● Aim of the exercise: Below is a block of records; repeat each one exactly.

Figure record listings
----

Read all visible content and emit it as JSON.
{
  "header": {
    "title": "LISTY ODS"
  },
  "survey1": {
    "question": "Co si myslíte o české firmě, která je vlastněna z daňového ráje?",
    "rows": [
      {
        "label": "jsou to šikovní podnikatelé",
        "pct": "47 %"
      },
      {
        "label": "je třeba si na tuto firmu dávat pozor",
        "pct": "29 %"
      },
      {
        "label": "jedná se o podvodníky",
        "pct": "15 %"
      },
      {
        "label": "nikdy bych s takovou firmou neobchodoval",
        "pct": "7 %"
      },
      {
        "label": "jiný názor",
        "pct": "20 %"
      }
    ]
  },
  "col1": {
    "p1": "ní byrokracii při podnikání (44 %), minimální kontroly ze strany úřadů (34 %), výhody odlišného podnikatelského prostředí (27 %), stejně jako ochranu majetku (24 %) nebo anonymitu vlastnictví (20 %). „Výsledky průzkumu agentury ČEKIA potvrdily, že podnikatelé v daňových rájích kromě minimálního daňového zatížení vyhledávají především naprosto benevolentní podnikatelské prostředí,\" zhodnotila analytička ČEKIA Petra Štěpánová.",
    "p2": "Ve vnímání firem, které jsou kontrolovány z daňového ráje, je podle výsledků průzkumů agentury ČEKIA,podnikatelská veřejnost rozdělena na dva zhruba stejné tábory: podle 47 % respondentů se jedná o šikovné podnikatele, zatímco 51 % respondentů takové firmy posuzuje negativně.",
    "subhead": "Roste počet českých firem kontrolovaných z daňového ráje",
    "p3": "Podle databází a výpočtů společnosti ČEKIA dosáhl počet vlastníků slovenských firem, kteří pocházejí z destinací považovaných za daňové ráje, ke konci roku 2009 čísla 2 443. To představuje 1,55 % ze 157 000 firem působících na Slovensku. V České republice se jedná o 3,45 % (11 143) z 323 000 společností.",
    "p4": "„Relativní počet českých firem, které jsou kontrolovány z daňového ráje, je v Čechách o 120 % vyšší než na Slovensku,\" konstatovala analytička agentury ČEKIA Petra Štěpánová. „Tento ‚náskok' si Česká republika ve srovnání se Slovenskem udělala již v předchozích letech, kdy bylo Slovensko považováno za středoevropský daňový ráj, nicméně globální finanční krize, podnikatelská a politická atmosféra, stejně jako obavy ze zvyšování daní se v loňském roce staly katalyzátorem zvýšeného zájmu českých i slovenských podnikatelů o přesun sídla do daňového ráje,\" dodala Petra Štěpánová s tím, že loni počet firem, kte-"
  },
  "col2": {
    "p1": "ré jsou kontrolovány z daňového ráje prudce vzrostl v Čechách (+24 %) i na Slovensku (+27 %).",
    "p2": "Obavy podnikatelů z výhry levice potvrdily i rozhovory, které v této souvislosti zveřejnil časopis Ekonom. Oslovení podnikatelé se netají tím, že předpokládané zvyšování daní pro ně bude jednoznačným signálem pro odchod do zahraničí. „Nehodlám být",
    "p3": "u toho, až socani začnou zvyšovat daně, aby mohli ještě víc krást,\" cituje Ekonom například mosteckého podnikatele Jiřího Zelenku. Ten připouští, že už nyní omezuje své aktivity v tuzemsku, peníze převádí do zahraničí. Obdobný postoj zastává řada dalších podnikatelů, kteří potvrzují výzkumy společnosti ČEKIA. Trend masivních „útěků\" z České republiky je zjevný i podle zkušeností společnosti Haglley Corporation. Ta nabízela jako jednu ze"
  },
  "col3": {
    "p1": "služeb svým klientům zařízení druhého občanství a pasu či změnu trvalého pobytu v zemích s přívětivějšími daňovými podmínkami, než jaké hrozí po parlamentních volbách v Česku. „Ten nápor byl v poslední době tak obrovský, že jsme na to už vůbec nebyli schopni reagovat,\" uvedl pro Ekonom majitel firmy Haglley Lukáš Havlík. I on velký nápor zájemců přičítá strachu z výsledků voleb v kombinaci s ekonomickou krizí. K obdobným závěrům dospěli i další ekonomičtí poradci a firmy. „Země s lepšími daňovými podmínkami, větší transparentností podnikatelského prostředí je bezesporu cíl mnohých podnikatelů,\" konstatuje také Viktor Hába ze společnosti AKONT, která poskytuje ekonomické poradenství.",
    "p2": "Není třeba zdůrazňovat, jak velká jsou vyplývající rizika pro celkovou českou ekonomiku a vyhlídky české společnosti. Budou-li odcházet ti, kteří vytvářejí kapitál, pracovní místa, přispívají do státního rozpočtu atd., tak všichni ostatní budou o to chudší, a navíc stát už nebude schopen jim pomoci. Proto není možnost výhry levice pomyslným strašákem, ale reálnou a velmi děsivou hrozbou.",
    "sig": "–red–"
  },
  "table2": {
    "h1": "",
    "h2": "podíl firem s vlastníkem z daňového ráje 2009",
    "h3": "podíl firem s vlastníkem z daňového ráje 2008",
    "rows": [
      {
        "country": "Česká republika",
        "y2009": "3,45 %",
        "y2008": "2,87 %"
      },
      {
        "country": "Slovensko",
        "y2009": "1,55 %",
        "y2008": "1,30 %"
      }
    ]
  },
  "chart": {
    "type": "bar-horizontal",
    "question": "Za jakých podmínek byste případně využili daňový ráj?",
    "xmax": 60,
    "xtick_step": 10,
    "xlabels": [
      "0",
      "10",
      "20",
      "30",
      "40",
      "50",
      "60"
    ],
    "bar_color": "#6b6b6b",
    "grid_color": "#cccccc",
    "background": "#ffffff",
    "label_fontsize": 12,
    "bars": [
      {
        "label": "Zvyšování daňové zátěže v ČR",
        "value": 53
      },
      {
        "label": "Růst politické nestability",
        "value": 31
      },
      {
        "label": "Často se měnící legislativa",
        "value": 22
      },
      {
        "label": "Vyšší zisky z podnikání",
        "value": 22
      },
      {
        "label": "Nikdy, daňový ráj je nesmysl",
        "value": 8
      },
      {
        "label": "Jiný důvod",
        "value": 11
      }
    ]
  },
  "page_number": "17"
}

----

● Complete response:
Read all visible content and emit it as JSON.
{
  "header": {
    "title": "LISTY ODS"
  },
  "survey1": {
    "question": "Co si myslíte o české firmě, která je vlastněna z daňového ráje?",
    "rows": [
      {
        "label": "jsou to šikovní podnikatelé",
        "pct": "47 %"
      },
      {
        "label": "je třeba si na tuto firmu dávat pozor",
        "pct": "29 %"
      },
      {
        "label": "jedná se o podvodníky",
        "pct": "15 %"
      },
      {
        "label": "nikdy bych s takovou firmou neobchodoval",
        "pct": "7 %"
      },
      {
        "label": "jiný názor",
        "pct": "20 %"
      }
    ]
  },
  "col1": {
    "p1": "ní byrokracii při podnikání (44 %), minimální kontroly ze strany úřadů (34 %), výhody odlišného podnikatelského prostředí (27 %), stejně jako ochranu majetku (24 %) nebo anonymitu vlastnictví (20 %). „Výsledky průzkumu agentury ČEKIA potvrdily, že podnikatelé v daňových rájích kromě minimálního daňového zatížení vyhledávají především naprosto benevolentní podnikatelské prostředí,\" zhodnotila analytička ČEKIA Petra Štěpánová.",
    "p2": "Ve vnímání firem, které jsou kontrolovány z daňového ráje, je podle výsledků průzkumů agentury ČEKIA,podnikatelská veřejnost rozdělena na dva zhruba stejné tábory: podle 47 % respondentů se jedná o šikovné podnikatele, zatímco 51 % respondentů takové firmy posuzuje negativně.",
    "subhead": "Roste počet českých firem kontrolovaných z daňového ráje",
    "p3": "Podle databází a výpočtů společnosti ČEKIA dosáhl počet vlastníků slovenských firem, kteří pocházejí z destinací považovaných za daňové ráje, ke konci roku 2009 čísla 2 443. To představuje 1,55 % ze 157 000 firem působících na Slovensku. V České republice se jedná o 3,45 % (11 143) z 323 000 společností.",
    "p4": "„Relativní počet českých firem, které jsou kontrolovány z daňového ráje, je v Čechách o 120 % vyšší než na Slovensku,\" konstatovala analytička agentury ČEKIA Petra Štěpánová. „Tento ‚náskok' si Česká republika ve srovnání se Slovenskem udělala již v předchozích letech, kdy bylo Slovensko považováno za středoevropský daňový ráj, nicméně globální finanční krize, podnikatelská a politická atmosféra, stejně jako obavy ze zvyšování daní se v loňském roce staly katalyzátorem zvýšeného zájmu českých i slovenských podnikatelů o přesun sídla do daňového ráje,\" dodala Petra Štěpánová s tím, že loni počet firem, kte-"
  },
  "col2": {
    "p1": "ré jsou kontrolovány z daňového ráje prudce vzrostl v Čechách (+24 %) i na Slovensku (+27 %).",
    "p2": "Obavy podnikatelů z výhry levice potvrdily i rozhovory, které v této souvislosti zveřejnil časopis Ekonom. Oslovení podnikatelé se netají tím, že předpokládané zvyšování daní pro ně bude jednoznačným signálem pro odchod do zahraničí. „Nehodlám být",
    "p3": "u toho, až socani začnou zvyšovat daně, aby mohli ještě víc krást,\" cituje Ekonom například mosteckého podnikatele Jiřího Zelenku. Ten připouští, že už nyní omezuje své aktivity v tuzemsku, peníze převádí do zahraničí. Obdobný postoj zastává řada dalších podnikatelů, kteří potvrzují výzkumy společnosti ČEKIA. Trend masivních „útěků\" z České republiky je zjevný i podle zkušeností společnosti Haglley Corporation. Ta nabízela jako jednu ze"
  },
  "col3": {
    "p1": "služeb svým klientům zařízení druhého občanství a pasu či změnu trvalého pobytu v zemích s přívětivějšími daňovými podmínkami, než jaké hrozí po parlamentních volbách v Česku. „Ten nápor byl v poslední době tak obrovský, že jsme na to už vůbec nebyli schopni reagovat,\" uvedl pro Ekonom majitel firmy Haglley Lukáš Havlík. I on velký nápor zájemců přičítá strachu z výsledků voleb v kombinaci s ekonomickou krizí. K obdobným závěrům dospěli i další ekonomičtí poradci a firmy. „Země s lepšími daňovými podmínkami, větší transparentností podnikatelského prostředí je bezesporu cíl mnohých podnikatelů,\" konstatuje také Viktor Hába ze společnosti AKONT, která poskytuje ekonomické poradenství.",
    "p2": "Není třeba zdůrazňovat, jak velká jsou vyplývající rizika pro celkovou českou ekonomiku a vyhlídky české společnosti. Budou-li odcházet ti, kteří vytvářejí kapitál, pracovní místa, přispívají do státního rozpočtu atd., tak všichni ostatní budou o to chudší, a navíc stát už nebude schopen jim pomoci. Proto není možnost výhry levice pomyslným strašákem, ale reálnou a velmi děsivou hrozbou.",
    "sig": "–red–"
  },
  "table2": {
    "h1": "",
    "h2": "podíl firem s vlastníkem z daňového ráje 2009",
    "h3": "podíl firem s vlastníkem z daňového ráje 2008",
    "rows": [
      {
        "country": "Česká republika",
        "y2009": "3,45 %",
        "y2008": "2,87 %"
      },
      {
        "country": "Slovensko",
        "y2009": "1,55 %",
        "y2008": "1,30 %"
      }
    ]
  },
  "chart": {
    "type": "bar-horizontal",
    "question": "Za jakých podmínek byste případně využili daňový ráj?",
    "xmax": 60,
    "xtick_step": 10,
    "xlabels": [
      "0",
      "10",
      "20",
      "30",
      "40",
      "50",
      "60"
    ],
    "bar_color": "#6b6b6b",
    "grid_color": "#cccccc",
    "background": "#ffffff",
    "label_fontsize": 12,
    "bars": [
      {
        "label": "Zvyšování daňové zátěže v ČR",
        "value": 53
      },
      {
        "label": "Růst politické nestability",
        "value": 31
      },
      {
        "label": "Často se měnící legislativa",
        "value": 22
      },
      {
        "label": "Vyšší zisky z podnikání",
        "value": 22
      },
      {
        "label": "Nikdy, daňový ráj je nesmysl",
        "value": 8
      },
      {
        "label": "Jiný důvod",
        "value": 11
      }
    ]
  },
  "page_number": "17"
}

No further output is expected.